Source records:
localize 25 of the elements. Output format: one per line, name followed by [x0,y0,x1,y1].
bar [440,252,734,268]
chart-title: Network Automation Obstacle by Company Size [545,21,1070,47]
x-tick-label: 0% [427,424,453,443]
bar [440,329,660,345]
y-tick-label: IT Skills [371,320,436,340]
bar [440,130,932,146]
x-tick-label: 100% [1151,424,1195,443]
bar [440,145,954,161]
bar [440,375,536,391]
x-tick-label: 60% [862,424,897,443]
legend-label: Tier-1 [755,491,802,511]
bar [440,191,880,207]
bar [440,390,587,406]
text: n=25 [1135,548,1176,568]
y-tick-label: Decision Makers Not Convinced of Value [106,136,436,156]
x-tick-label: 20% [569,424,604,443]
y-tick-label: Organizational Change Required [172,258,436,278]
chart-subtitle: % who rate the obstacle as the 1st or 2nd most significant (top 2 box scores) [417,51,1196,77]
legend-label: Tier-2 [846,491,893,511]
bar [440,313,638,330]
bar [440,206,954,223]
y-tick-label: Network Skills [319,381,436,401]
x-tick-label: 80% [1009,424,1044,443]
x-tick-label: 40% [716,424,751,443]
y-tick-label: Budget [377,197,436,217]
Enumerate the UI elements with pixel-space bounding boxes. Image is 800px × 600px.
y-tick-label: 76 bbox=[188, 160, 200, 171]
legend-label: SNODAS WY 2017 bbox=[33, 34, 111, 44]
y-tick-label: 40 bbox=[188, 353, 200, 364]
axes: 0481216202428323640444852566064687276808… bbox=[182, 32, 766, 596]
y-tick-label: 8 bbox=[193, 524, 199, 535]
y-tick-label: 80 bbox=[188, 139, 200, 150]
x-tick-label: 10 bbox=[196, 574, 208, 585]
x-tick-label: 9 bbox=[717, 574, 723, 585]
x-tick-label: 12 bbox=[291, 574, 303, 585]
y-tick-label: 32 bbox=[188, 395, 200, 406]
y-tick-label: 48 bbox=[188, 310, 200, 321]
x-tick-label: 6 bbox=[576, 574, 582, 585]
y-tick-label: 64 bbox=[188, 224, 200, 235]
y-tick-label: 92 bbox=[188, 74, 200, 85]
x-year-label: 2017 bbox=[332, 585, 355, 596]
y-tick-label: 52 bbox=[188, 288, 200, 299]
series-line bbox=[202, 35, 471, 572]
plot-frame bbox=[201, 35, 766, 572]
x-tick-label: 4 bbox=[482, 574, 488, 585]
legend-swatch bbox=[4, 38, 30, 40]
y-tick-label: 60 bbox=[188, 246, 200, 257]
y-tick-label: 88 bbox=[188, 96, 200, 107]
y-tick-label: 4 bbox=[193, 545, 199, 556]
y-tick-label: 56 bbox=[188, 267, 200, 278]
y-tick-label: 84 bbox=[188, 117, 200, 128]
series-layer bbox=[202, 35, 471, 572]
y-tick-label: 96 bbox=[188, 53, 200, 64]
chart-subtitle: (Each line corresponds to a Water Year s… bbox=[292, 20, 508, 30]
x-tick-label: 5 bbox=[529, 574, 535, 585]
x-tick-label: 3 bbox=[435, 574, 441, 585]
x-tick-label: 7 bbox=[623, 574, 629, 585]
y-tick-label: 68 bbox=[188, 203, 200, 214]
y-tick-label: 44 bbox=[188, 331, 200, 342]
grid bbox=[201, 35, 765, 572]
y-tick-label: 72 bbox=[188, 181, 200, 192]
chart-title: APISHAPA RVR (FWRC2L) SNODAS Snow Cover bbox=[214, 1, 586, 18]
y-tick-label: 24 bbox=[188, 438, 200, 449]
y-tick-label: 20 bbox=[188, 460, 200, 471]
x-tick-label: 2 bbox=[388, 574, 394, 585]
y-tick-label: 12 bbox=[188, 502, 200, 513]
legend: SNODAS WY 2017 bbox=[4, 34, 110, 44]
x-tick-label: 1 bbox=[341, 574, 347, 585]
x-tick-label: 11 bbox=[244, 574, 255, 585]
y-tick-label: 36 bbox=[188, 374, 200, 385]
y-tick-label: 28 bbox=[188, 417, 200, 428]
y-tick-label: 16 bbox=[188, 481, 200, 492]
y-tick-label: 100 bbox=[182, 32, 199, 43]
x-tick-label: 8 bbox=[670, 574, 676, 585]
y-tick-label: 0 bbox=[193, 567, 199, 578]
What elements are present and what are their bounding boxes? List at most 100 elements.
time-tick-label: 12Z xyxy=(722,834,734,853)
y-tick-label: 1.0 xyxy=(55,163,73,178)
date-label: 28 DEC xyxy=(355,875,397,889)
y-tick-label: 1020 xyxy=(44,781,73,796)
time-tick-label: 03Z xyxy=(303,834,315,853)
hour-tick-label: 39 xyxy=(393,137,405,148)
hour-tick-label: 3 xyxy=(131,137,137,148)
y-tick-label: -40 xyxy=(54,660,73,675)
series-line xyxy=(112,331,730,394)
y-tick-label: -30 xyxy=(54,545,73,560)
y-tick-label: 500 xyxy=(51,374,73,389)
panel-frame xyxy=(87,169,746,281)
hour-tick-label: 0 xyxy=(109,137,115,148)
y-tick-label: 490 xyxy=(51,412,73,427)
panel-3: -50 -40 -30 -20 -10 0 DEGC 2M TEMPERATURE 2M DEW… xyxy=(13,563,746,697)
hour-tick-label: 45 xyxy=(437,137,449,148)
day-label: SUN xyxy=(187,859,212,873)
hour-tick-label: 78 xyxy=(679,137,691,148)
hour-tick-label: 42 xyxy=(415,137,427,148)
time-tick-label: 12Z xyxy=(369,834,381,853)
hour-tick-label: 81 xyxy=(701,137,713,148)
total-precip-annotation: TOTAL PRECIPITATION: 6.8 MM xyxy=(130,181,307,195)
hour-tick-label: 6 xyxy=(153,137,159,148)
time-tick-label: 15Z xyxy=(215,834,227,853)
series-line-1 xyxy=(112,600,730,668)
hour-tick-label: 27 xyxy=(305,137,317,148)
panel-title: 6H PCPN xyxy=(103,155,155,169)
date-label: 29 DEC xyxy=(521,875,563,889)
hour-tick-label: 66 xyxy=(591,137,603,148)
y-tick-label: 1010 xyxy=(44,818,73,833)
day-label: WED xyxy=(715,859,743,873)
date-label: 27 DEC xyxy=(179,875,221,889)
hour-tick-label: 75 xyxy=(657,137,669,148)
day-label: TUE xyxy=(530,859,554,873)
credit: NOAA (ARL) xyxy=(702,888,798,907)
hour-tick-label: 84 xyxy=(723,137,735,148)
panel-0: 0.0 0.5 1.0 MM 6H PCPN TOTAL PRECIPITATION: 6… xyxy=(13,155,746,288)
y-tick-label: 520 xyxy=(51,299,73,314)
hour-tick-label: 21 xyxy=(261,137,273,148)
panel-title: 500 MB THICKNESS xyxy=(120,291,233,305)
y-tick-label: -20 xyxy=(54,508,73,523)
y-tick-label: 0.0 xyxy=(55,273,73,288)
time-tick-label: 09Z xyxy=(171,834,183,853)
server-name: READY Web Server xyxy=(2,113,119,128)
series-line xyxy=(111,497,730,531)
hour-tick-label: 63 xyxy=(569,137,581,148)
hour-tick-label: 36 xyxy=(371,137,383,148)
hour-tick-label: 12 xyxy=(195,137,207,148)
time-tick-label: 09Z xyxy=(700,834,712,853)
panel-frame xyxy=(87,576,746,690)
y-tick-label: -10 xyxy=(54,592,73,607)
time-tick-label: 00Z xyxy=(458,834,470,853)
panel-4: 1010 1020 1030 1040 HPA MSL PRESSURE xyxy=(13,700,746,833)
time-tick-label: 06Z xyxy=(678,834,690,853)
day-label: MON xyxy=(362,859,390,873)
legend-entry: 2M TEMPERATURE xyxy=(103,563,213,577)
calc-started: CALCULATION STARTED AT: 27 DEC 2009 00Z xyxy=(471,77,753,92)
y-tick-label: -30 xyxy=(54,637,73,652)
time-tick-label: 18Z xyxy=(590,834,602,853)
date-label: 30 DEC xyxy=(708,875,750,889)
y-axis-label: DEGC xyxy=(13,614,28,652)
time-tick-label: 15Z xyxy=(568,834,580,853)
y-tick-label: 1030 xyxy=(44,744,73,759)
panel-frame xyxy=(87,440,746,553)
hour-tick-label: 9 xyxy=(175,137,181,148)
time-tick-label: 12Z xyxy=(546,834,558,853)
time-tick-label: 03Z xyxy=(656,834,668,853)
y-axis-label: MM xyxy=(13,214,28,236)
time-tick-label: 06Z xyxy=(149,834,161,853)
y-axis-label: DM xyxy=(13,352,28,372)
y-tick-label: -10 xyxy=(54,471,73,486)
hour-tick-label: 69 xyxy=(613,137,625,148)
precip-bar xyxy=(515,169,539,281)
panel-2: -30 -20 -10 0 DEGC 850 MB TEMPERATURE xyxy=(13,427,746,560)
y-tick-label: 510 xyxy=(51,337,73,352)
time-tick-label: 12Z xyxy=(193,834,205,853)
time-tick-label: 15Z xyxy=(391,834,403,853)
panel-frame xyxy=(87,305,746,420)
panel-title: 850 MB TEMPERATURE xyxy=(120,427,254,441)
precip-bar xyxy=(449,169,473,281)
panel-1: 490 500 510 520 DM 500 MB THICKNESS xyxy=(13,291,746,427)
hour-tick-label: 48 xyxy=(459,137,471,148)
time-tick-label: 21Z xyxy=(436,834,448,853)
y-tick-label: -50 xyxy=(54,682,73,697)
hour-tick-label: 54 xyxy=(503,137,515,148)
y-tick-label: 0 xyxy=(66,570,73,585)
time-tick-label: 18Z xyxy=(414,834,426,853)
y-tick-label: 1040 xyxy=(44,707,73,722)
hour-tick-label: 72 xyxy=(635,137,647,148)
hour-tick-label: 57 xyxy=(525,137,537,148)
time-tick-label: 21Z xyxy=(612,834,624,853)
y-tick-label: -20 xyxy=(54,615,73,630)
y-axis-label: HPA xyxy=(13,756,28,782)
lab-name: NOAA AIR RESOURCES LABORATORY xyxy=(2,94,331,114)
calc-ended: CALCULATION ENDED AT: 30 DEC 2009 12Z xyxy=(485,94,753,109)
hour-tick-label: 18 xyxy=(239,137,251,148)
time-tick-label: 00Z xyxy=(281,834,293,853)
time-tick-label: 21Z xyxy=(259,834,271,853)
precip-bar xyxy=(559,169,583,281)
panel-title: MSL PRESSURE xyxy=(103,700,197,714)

◆ What is required:
Write out, word for word, the source records from the first line down to the line containing "bar [440,329,660,345]", including both of those lines.

◆ Final result:
localize 25 of the elements. Output format: one per line, name followed by [x0,y0,x1,y1].
bar [440,252,734,268]
chart-title: Network Automation Obstacle by Company Size [545,21,1070,47]
x-tick-label: 0% [427,424,453,443]
bar [440,329,660,345]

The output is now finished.